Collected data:

>> BEGIN

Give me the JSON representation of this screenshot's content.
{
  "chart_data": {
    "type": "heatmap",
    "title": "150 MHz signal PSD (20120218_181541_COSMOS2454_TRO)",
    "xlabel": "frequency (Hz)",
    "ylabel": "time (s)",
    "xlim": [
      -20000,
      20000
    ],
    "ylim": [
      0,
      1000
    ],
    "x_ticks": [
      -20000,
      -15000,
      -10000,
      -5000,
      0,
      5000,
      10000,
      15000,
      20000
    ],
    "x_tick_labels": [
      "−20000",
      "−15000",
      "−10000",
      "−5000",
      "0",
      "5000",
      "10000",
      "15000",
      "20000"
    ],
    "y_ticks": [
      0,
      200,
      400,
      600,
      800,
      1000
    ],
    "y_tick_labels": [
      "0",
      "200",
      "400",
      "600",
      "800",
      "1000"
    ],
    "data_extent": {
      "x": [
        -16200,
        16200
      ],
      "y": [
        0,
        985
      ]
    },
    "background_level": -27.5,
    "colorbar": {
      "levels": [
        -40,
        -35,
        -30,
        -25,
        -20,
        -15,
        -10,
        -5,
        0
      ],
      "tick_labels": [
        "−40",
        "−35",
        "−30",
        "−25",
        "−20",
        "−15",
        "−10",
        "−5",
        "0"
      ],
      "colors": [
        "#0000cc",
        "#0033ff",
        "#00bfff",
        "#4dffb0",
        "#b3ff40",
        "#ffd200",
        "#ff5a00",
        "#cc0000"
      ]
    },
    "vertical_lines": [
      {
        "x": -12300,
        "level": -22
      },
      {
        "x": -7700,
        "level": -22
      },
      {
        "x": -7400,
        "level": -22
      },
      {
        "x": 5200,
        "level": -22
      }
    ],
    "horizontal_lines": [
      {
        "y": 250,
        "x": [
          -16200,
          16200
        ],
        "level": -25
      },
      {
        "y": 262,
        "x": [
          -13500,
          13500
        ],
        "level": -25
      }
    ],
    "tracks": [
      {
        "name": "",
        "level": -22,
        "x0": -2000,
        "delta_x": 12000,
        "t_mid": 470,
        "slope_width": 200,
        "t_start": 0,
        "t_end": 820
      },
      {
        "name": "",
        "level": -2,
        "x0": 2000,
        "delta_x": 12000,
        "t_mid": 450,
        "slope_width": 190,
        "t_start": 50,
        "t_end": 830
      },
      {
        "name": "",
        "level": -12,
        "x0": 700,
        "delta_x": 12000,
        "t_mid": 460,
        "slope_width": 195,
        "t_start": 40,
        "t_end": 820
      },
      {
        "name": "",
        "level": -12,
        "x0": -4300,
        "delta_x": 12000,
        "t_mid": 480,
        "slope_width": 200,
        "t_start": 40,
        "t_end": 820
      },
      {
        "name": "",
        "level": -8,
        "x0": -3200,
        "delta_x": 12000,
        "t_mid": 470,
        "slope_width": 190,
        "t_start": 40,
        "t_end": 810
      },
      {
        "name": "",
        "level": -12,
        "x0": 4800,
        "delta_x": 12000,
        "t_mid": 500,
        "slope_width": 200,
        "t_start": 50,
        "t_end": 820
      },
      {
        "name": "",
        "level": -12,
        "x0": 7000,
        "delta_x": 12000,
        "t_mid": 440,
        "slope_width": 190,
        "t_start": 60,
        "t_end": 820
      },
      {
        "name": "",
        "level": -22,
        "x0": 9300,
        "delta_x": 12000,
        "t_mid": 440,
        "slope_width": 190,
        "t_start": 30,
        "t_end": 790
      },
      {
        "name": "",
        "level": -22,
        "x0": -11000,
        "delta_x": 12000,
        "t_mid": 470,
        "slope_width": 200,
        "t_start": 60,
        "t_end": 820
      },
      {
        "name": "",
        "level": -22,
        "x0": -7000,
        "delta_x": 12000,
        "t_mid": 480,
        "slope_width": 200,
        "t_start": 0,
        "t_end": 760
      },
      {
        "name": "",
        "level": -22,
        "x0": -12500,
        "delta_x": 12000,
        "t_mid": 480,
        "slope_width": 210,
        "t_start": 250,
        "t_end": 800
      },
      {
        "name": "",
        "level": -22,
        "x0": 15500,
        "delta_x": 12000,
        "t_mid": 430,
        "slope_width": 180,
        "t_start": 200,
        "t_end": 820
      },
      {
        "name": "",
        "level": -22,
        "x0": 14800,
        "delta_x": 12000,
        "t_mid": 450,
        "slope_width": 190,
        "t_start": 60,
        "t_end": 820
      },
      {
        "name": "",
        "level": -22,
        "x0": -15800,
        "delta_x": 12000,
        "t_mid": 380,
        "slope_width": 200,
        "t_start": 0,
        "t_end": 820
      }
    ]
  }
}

>> END
>> BEGIN

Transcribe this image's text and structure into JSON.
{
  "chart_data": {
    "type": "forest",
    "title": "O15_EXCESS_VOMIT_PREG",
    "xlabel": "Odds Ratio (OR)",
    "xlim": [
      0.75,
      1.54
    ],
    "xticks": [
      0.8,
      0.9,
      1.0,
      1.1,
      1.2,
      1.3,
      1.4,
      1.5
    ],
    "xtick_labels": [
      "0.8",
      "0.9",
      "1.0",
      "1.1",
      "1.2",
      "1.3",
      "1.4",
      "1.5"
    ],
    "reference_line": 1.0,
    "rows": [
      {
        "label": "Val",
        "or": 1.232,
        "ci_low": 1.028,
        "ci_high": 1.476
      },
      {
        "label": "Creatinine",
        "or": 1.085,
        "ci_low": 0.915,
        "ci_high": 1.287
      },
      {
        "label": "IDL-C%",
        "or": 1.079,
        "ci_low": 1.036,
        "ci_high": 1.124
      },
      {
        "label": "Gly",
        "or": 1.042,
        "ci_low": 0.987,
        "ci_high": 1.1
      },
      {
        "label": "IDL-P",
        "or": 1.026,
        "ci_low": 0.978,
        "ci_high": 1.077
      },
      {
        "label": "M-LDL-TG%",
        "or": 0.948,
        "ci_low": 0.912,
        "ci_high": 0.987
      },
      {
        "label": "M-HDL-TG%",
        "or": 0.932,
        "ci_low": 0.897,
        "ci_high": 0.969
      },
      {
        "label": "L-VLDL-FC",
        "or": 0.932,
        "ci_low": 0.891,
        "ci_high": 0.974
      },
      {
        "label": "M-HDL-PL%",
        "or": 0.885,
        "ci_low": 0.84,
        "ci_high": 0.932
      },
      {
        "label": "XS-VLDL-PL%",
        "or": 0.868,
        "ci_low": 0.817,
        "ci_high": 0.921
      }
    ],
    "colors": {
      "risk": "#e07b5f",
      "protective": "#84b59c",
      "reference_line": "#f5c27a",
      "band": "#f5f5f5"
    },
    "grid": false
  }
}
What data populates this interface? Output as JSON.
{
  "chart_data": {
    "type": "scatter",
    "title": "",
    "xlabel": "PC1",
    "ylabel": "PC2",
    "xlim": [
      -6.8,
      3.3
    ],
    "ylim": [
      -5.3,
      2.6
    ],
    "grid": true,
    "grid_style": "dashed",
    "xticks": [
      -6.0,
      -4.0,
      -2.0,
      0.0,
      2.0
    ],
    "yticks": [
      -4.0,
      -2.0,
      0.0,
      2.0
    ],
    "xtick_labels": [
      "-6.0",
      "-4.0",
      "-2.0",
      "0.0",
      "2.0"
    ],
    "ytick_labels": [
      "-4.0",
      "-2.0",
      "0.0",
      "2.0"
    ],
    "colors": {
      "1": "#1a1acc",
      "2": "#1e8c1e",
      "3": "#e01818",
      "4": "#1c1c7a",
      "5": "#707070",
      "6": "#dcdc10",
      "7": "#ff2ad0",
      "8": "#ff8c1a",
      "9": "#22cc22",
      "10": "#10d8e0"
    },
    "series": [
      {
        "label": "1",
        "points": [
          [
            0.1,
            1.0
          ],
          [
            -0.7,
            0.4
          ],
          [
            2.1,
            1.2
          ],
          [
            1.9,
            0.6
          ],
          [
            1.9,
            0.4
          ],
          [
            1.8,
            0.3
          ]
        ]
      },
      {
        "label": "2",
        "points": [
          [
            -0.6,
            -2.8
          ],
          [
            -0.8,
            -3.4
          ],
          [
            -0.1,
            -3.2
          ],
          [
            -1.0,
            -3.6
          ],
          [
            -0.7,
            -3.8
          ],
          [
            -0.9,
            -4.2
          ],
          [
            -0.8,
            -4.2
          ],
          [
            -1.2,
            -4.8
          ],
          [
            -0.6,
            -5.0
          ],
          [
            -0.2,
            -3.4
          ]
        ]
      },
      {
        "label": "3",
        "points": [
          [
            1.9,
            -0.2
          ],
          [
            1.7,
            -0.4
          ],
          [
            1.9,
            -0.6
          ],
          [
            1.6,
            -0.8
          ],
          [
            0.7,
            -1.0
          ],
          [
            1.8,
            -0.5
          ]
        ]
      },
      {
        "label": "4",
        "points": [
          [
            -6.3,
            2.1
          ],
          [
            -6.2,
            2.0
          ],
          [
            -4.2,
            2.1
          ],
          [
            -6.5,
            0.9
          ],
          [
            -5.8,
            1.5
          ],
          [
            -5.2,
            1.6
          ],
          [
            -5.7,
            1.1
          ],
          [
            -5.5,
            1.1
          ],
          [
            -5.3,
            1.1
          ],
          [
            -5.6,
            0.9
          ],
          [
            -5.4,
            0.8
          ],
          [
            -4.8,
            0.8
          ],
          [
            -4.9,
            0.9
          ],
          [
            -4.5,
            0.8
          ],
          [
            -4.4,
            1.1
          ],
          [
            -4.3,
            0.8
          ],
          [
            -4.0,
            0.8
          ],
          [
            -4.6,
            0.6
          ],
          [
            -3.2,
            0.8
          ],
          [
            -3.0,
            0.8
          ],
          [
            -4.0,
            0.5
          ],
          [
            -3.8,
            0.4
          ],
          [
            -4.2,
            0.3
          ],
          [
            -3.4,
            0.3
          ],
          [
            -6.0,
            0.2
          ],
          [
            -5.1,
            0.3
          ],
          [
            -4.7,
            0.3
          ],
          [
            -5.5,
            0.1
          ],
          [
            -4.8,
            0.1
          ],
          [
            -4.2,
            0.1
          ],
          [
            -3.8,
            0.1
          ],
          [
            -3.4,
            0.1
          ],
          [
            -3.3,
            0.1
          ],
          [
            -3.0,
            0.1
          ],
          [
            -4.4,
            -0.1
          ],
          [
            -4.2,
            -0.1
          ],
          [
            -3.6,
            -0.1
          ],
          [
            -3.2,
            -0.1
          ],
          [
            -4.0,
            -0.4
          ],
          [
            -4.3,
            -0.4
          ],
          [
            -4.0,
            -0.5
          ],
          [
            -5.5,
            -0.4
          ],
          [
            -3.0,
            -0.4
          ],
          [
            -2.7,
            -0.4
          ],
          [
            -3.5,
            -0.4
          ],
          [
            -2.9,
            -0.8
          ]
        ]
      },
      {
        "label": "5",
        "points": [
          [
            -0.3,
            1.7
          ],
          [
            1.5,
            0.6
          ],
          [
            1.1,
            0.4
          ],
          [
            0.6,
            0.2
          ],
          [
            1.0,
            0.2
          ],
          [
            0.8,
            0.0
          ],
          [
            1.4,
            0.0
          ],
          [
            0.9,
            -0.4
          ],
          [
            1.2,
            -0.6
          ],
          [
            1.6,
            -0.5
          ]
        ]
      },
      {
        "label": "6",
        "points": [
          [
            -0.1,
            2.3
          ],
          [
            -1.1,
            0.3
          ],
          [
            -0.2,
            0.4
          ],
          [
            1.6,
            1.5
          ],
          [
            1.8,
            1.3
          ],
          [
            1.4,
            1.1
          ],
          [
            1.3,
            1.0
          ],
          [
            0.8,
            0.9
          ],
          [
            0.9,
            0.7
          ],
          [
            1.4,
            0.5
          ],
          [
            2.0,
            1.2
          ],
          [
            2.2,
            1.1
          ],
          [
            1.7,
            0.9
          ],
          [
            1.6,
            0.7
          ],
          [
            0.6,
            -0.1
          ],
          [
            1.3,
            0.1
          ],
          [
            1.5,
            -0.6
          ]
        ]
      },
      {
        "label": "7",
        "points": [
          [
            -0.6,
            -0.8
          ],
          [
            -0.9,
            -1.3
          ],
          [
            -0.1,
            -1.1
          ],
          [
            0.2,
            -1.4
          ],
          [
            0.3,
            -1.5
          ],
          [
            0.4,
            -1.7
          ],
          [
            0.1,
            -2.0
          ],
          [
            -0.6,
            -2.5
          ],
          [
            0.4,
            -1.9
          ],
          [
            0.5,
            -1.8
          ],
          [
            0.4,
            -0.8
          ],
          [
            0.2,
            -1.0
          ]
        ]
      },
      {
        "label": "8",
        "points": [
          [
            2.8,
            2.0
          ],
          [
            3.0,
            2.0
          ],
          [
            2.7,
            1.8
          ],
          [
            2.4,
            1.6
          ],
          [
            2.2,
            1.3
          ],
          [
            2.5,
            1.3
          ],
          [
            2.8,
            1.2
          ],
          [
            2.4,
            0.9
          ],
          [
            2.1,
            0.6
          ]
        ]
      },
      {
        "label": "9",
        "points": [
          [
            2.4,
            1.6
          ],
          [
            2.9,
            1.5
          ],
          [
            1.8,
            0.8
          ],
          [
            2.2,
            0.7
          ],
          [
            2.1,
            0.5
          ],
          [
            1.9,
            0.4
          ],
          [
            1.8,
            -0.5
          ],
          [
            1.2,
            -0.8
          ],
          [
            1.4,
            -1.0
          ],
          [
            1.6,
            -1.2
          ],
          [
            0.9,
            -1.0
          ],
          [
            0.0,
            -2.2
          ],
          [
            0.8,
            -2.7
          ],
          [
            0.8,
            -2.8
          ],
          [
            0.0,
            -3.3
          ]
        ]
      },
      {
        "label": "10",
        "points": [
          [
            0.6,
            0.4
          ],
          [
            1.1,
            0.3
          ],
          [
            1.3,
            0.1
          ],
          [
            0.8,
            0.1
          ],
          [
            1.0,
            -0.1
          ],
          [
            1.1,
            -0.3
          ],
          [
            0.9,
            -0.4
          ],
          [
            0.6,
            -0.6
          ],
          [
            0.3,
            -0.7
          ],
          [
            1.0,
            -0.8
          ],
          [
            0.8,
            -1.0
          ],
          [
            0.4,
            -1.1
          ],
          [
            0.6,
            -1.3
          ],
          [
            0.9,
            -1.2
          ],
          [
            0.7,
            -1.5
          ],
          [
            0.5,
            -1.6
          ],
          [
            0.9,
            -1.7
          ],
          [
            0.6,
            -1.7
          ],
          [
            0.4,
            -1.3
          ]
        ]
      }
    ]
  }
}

>> END
>> BEGIN

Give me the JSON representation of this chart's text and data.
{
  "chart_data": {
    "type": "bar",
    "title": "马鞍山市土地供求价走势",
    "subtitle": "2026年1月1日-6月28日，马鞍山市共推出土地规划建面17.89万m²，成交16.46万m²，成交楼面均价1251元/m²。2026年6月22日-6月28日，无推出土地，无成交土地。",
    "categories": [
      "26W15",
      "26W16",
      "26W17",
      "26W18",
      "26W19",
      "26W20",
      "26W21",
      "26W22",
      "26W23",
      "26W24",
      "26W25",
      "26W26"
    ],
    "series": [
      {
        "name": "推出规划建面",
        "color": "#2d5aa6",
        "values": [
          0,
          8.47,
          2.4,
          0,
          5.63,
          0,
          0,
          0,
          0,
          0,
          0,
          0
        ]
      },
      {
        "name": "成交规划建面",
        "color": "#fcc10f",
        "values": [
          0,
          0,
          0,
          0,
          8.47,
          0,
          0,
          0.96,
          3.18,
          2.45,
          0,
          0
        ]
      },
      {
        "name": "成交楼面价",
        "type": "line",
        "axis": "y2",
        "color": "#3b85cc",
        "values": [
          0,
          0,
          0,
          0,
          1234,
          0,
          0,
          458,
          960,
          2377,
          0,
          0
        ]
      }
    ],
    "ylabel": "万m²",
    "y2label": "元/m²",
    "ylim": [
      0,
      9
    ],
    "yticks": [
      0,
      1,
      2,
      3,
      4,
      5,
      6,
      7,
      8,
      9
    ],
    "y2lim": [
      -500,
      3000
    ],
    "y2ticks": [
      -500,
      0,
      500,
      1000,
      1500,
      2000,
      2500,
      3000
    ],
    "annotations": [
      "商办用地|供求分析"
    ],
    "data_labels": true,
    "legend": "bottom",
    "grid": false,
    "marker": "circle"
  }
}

>> END

Instructions to follow: List the lines of the records where "type" occurs.

Finished task:
    "type": "heatmap",
    "type": "forest",
    "type": "scatter",
    "type": "bar",
        "type": "line",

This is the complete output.